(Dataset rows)
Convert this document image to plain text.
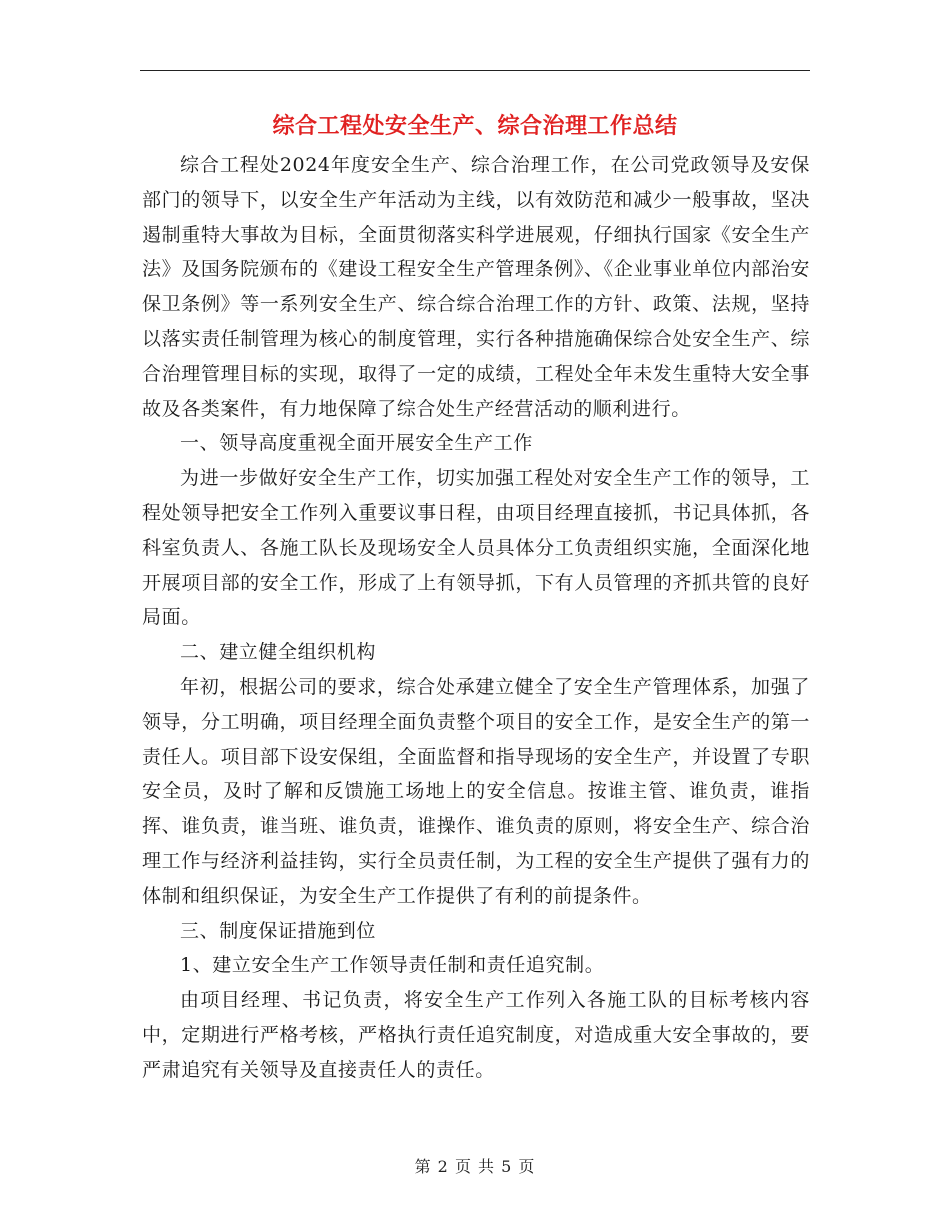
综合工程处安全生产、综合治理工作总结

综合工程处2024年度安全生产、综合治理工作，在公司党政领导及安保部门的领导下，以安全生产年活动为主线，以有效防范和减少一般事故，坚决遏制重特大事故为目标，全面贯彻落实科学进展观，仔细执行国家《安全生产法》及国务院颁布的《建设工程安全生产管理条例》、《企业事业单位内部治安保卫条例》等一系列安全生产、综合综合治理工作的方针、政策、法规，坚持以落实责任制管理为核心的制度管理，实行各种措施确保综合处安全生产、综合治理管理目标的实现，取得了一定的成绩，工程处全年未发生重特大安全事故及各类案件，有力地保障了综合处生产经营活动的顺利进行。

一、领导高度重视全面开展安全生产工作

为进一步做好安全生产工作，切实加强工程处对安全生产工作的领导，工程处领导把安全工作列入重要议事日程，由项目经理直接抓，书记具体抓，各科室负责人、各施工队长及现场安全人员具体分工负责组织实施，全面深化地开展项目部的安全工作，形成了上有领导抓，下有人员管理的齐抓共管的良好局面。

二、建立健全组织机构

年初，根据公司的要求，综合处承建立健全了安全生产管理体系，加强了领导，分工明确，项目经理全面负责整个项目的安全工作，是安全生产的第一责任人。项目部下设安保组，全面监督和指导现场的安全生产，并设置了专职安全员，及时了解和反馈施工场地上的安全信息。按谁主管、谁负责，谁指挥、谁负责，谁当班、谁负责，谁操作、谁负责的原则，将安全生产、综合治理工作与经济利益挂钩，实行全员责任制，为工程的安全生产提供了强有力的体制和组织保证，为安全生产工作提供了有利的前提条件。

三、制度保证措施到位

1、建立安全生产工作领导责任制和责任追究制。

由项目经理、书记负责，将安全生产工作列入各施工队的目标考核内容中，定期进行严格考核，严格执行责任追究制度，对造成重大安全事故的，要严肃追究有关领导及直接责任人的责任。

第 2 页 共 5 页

» **Aim**
Exclude the pictures. Write out the remaining data exactly.

» **Task output**
Convert this document image to plain text.
综合工程处安全生产、综合治理工作总结

综合工程处2024年度安全生产、综合治理工作，在公司党政领导及安保部门的领导下，以安全生产年活动为主线，以有效防范和减少一般事故，坚决遏制重特大事故为目标，全面贯彻落实科学进展观，仔细执行国家《安全生产法》及国务院颁布的《建设工程安全生产管理条例》、《企业事业单位内部治安保卫条例》等一系列安全生产、综合综合治理工作的方针、政策、法规，坚持以落实责任制管理为核心的制度管理，实行各种措施确保综合处安全生产、综合治理管理目标的实现，取得了一定的成绩，工程处全年未发生重特大安全事故及各类案件，有力地保障了综合处生产经营活动的顺利进行。

一、领导高度重视全面开展安全生产工作

为进一步做好安全生产工作，切实加强工程处对安全生产工作的领导，工程处领导把安全工作列入重要议事日程，由项目经理直接抓，书记具体抓，各科室负责人、各施工队长及现场安全人员具体分工负责组织实施，全面深化地开展项目部的安全工作，形成了上有领导抓，下有人员管理的齐抓共管的良好局面。

二、建立健全组织机构

年初，根据公司的要求，综合处承建立健全了安全生产管理体系，加强了领导，分工明确，项目经理全面负责整个项目的安全工作，是安全生产的第一责任人。项目部下设安保组，全面监督和指导现场的安全生产，并设置了专职安全员，及时了解和反馈施工场地上的安全信息。按谁主管、谁负责，谁指挥、谁负责，谁当班、谁负责，谁操作、谁负责的原则，将安全生产、综合治理工作与经济利益挂钩，实行全员责任制，为工程的安全生产提供了强有力的体制和组织保证，为安全生产工作提供了有利的前提条件。

三、制度保证措施到位

1、建立安全生产工作领导责任制和责任追究制。

由项目经理、书记负责，将安全生产工作列入各施工队的目标考核内容中，定期进行严格考核，严格执行责任追究制度，对造成重大安全事故的，要严肃追究有关领导及直接责任人的责任。

第 2 页 共 5 页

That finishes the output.